Pick out each line of the records in which the word "wasn" appears.
Begin
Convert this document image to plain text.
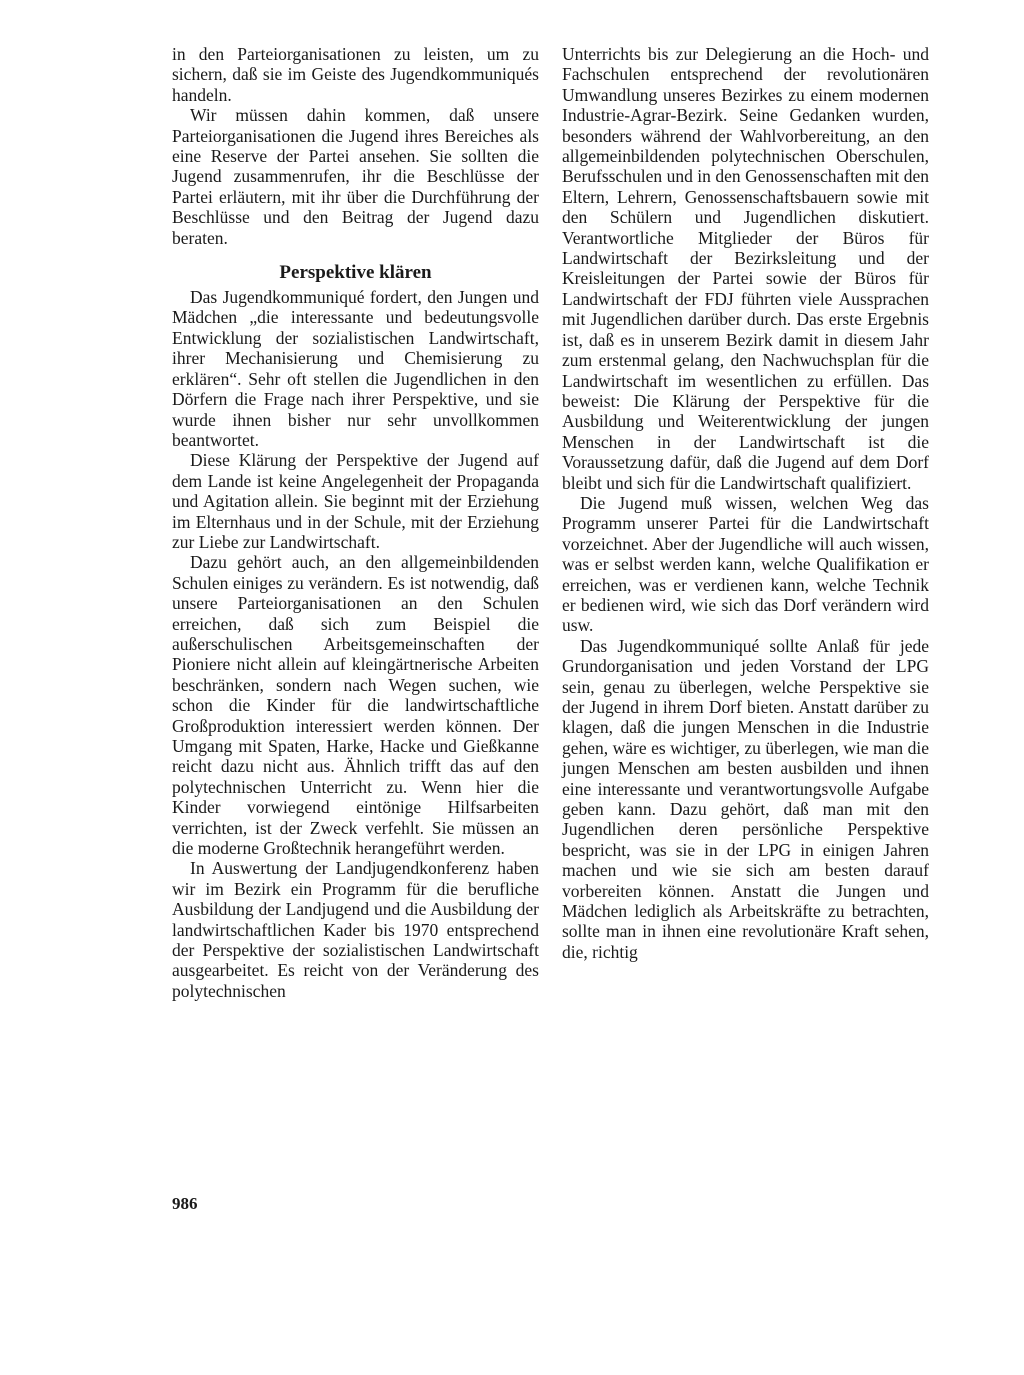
in den Parteiorganisationen zu leisten, um zu sichern, daß sie im Geiste des Jugendkommuniqués handeln.

Wir müssen dahin kommen, daß unsere Parteiorganisationen die Jugend ihres Bereiches als eine Reserve der Partei ansehen. Sie sollten die Jugend zusammenrufen, ihr die Beschlüsse der Partei erläutern, mit ihr über die Durchführung der Beschlüsse und den Beitrag der Jugend dazu beraten.

Perspektive klären

Das Jugendkommuniqué fordert, den Jungen und Mädchen „die interessante und bedeutungsvolle Entwicklung der sozialistischen Landwirtschaft, ihrer Mechanisierung und Chemisierung zu erklären“. Sehr oft stellen die Jugendlichen in den Dörfern die Frage nach ihrer Perspektive, und sie wurde ihnen bisher nur sehr unvollkommen beantwortet.

Diese Klärung der Perspektive der Jugend auf dem Lande ist keine Angelegenheit der Propaganda und Agitation allein. Sie beginnt mit der Erziehung im Elternhaus und in der Schule, mit der Erziehung zur Liebe zur Landwirtschaft.

Dazu gehört auch, an den allgemeinbildenden Schulen einiges zu verändern. Es ist notwendig, daß unsere Parteiorganisationen an den Schulen erreichen, daß sich zum Beispiel die außerschulischen Arbeitsgemeinschaften der Pioniere nicht allein auf kleingärtnerische Arbeiten beschränken, sondern nach Wegen suchen, wie schon die Kinder für die landwirtschaftliche Großproduktion interessiert werden können. Der Umgang mit Spaten, Harke, Hacke und Gießkanne reicht dazu nicht aus. Ähnlich trifft das auf den polytechnischen Unterricht zu. Wenn hier die Kinder vorwiegend eintönige Hilfsarbeiten verrichten, ist der Zweck verfehlt. Sie müssen an die moderne Großtechnik herangeführt werden.

In Auswertung der Landjugendkonferenz haben wir im Bezirk ein Programm für die berufliche Ausbildung der Landjugend und die Ausbildung der landwirtschaftlichen Kader bis 1970 entsprechend der Perspektive der sozialistischen Landwirtschaft ausgearbeitet. Es reicht von der Veränderung des polytechnischen

Unterrichts bis zur Delegierung an die Hoch- und Fachschulen entsprechend der revolutionären Umwandlung unseres Bezirkes zu einem modernen Industrie-Agrar-Bezirk. Seine Gedanken wurden, besonders während der Wahlvorbereitung, an den allgemeinbildenden polytechnischen Oberschulen, Berufsschulen und in den Genossenschaften mit den Eltern, Lehrern, Genossenschaftsbauern sowie mit den Schülern und Jugendlichen diskutiert. Verantwortliche Mitglieder der Büros für Landwirtschaft der Bezirksleitung und der Kreisleitungen der Partei sowie der Büros für Landwirtschaft der FDJ führten viele Aussprachen mit Jugendlichen darüber durch. Das erste Ergebnis ist, daß es in unserem Bezirk damit in diesem Jahr zum erstenmal gelang, den Nachwuchsplan für die Landwirtschaft im wesentlichen zu erfüllen. Das beweist: Die Klärung der Perspektive für die Ausbildung und Weiterentwicklung der jungen Menschen in der Landwirtschaft ist die Voraussetzung dafür, daß die Jugend auf dem Dorf bleibt und sich für die Landwirtschaft qualifiziert.

Die Jugend muß wissen, welchen Weg das Programm unserer Partei für die Landwirtschaft vorzeichnet. Aber der Jugendliche will auch wissen, was er selbst werden kann, welche Qualifikation er erreichen, was er verdienen kann, welche Technik er bedienen wird, wie sich das Dorf verändern wird usw.

Das Jugendkommuniqué sollte Anlaß für jede Grundorganisation und jeden Vorstand der LPG sein, genau zu überlegen, welche Perspektive sie der Jugend in ihrem Dorf bieten. Anstatt darüber zu klagen, daß die jungen Menschen in die Industrie gehen, wäre es wichtiger, zu überlegen, wie man die jungen Menschen am besten ausbilden und ihnen eine interessante und verantwortungsvolle Aufgabe geben kann. Dazu gehört, daß man mit den Jugendlichen deren persönliche Perspektive bespricht, was sie in der LPG in einigen Jahren machen und wie sie sich am besten darauf vorbereiten können. Anstatt die Jungen und Mädchen lediglich als Arbeitskräfte zu betrachten, sollte man in ihnen eine revolutionäre Kraft sehen, die, richtig

986
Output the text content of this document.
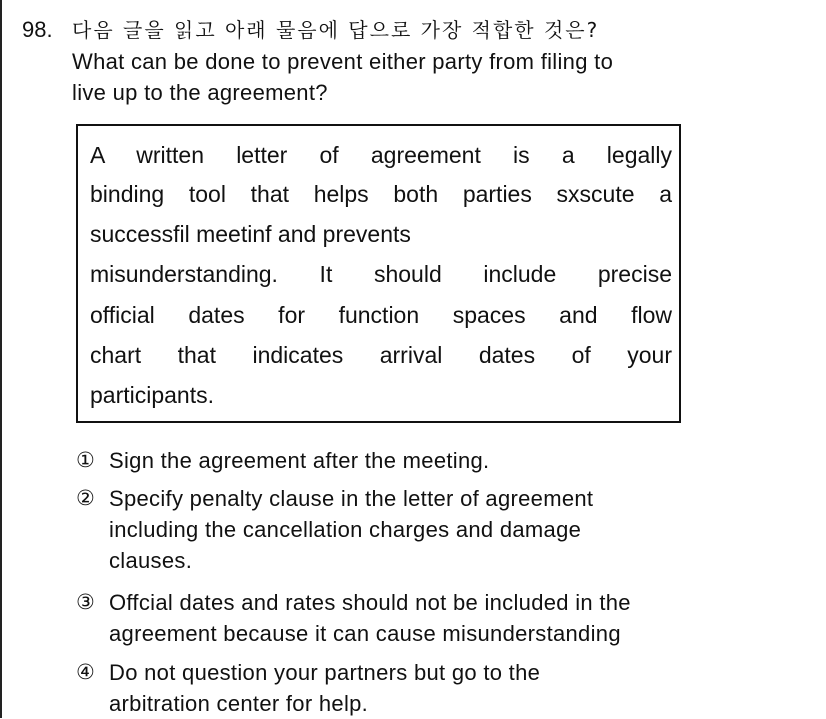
98. 다음 글을 읽고 아래 물음에 답으로 가장 적합한 것은?
What can be done to prevent either party from filing to
live up to the agreement?
A written letter of agreement is a legally
binding tool that helps both parties sxscute a
successfil meetinf and prevents
misunderstanding. It should include precise
official dates for function spaces and flow
chart that indicates arrival dates of your
participants.
① Sign the agreement after the meeting.
② Specify penalty clause in the letter of agreement
including the cancellation charges and damage
clauses.
③ Offcial dates and rates should not be included in the
agreement because it can cause misunderstanding
④ Do not question your partners but go to the
arbitration center for help.
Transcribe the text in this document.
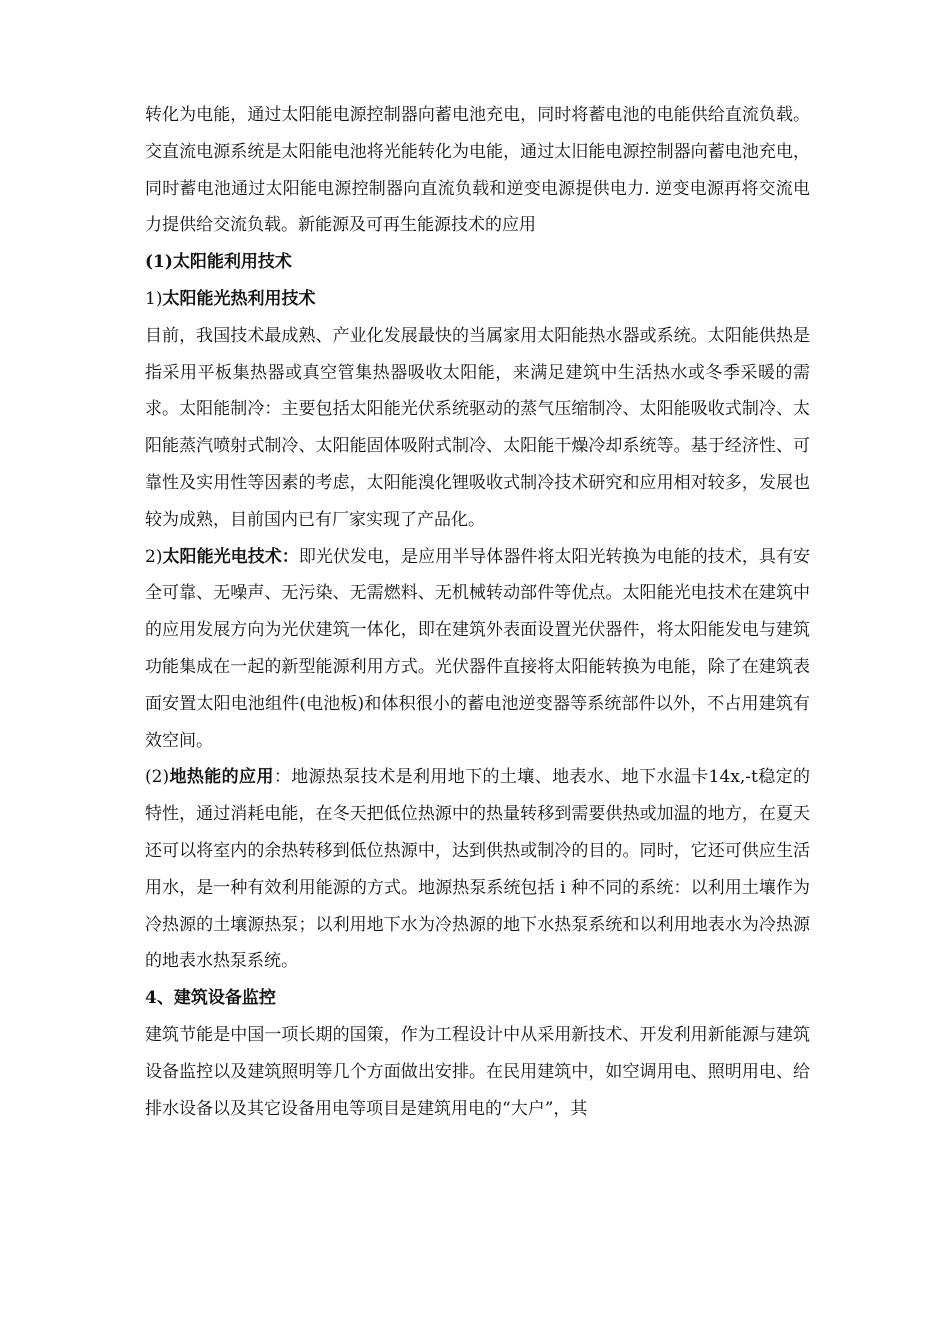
转化为电能，通过太阳能电源控制器向蓄电池充电，同时将蓄电池的电能供给直流负载。交直流电源系统是太阳能电池将光能转化为电能，通过太旧能电源控制器向蓄电池充电，同时蓄电池通过太阳能电源控制器向直流负载和逆变电源提供电力. 逆变电源再将交流电力提供给交流负载。新能源及可再生能源技术的应用

(1)太阳能利用技术

1)太阳能光热利用技术

目前，我国技术最成熟、产业化发展最快的当属家用太阳能热水器或系统。太阳能供热是指采用平板集热器或真空管集热器吸收太阳能，来满足建筑中生活热水或冬季采暖的需求。太阳能制冷：主要包括太阳能光伏系统驱动的蒸气压缩制冷、太阳能吸收式制冷、太阳能蒸汽喷射式制冷、太阳能固体吸附式制冷、太阳能干燥冷却系统等。基于经济性、可靠性及实用性等因素的考虑，太阳能溴化锂吸收式制冷技术研究和应用相对较多，发展也较为成熟，目前国内已有厂家实现了产品化。

2)太阳能光电技术：即光伏发电，是应用半导体器件将太阳光转换为电能的技术，具有安全可靠、无噪声、无污染、无需燃料、无机械转动部件等优点。太阳能光电技术在建筑中的应用发展方向为光伏建筑一体化，即在建筑外表面设置光伏器件，将太阳能发电与建筑功能集成在一起的新型能源利用方式。光伏器件直接将太阳能转换为电能，除了在建筑表面安置太阳电池组件(电池板)和体积很小的蓄电池逆变器等系统部件以外，不占用建筑有效空间。

(2)地热能的应用：地源热泵技术是利用地下的土壤、地表水、地下水温卡14x,-t稳定的特性，通过消耗电能，在冬天把低位热源中的热量转移到需要供热或加温的地方，在夏天还可以将室内的余热转移到低位热源中，达到供热或制冷的目的。同时，它还可供应生活用水，是一种有效利用能源的方式。地源热泵系统包括 i 种不同的系统：以利用土壤作为冷热源的土壤源热泵；以利用地下水为冷热源的地下水热泵系统和以利用地表水为冷热源的地表水热泵系统。

4、建筑设备监控

建筑节能是中国一项长期的国策，作为工程设计中从采用新技术、开发利用新能源与建筑设备监控以及建筑照明等几个方面做出安排。在民用建筑中，如空调用电、照明用电、给排水设备以及其它设备用电等项目是建筑用电的“大户”，其
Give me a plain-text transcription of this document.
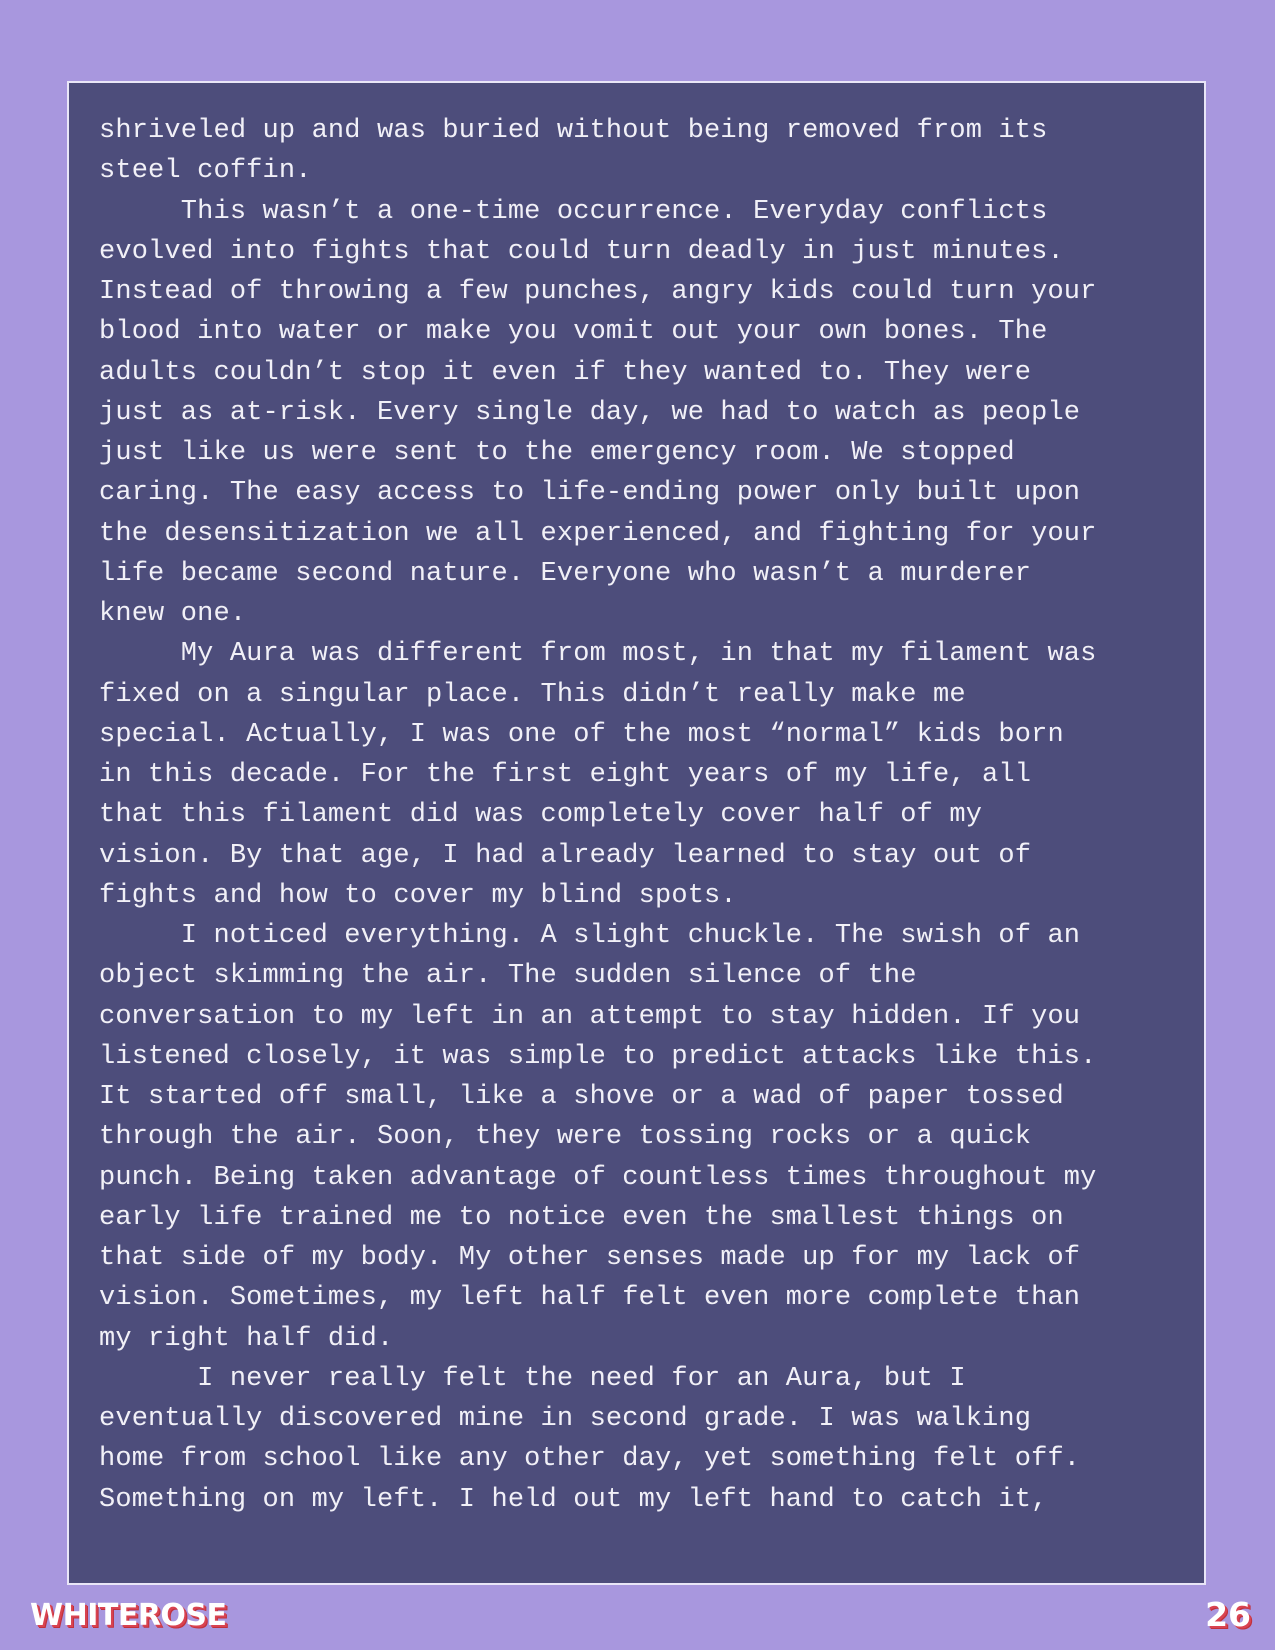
shriveled up and was buried without being removed from its
steel coffin.
This wasn’t a one-time occurrence. Everyday conflicts
evolved into fights that could turn deadly in just minutes.
Instead of throwing a few punches, angry kids could turn your
blood into water or make you vomit out your own bones. The
adults couldn’t stop it even if they wanted to. They were
just as at-risk. Every single day, we had to watch as people
just like us were sent to the emergency room. We stopped
caring. The easy access to life-ending power only built upon
the desensitization we all experienced, and fighting for your
life became second nature. Everyone who wasn’t a murderer
knew one.
My Aura was different from most, in that my filament was
fixed on a singular place. This didn’t really make me
special. Actually, I was one of the most “normal” kids born
in this decade. For the first eight years of my life, all
that this filament did was completely cover half of my
vision. By that age, I had already learned to stay out of
fights and how to cover my blind spots.
I noticed everything. A slight chuckle. The swish of an
object skimming the air. The sudden silence of the
conversation to my left in an attempt to stay hidden. If you
listened closely, it was simple to predict attacks like this.
It started off small, like a shove or a wad of paper tossed
through the air. Soon, they were tossing rocks or a quick
punch. Being taken advantage of countless times throughout my
early life trained me to notice even the smallest things on
that side of my body. My other senses made up for my lack of
vision. Sometimes, my left half felt even more complete than
my right half did.
I never really felt the need for an Aura, but I
eventually discovered mine in second grade. I was walking
home from school like any other day, yet something felt off.
Something on my left. I held out my left hand to catch it,
WHITEROSE	26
End
## THE REPLY
This wasn’t a one-time occurrence. Everyday conflicts
life became second nature. Everyone who wasn’t a murderer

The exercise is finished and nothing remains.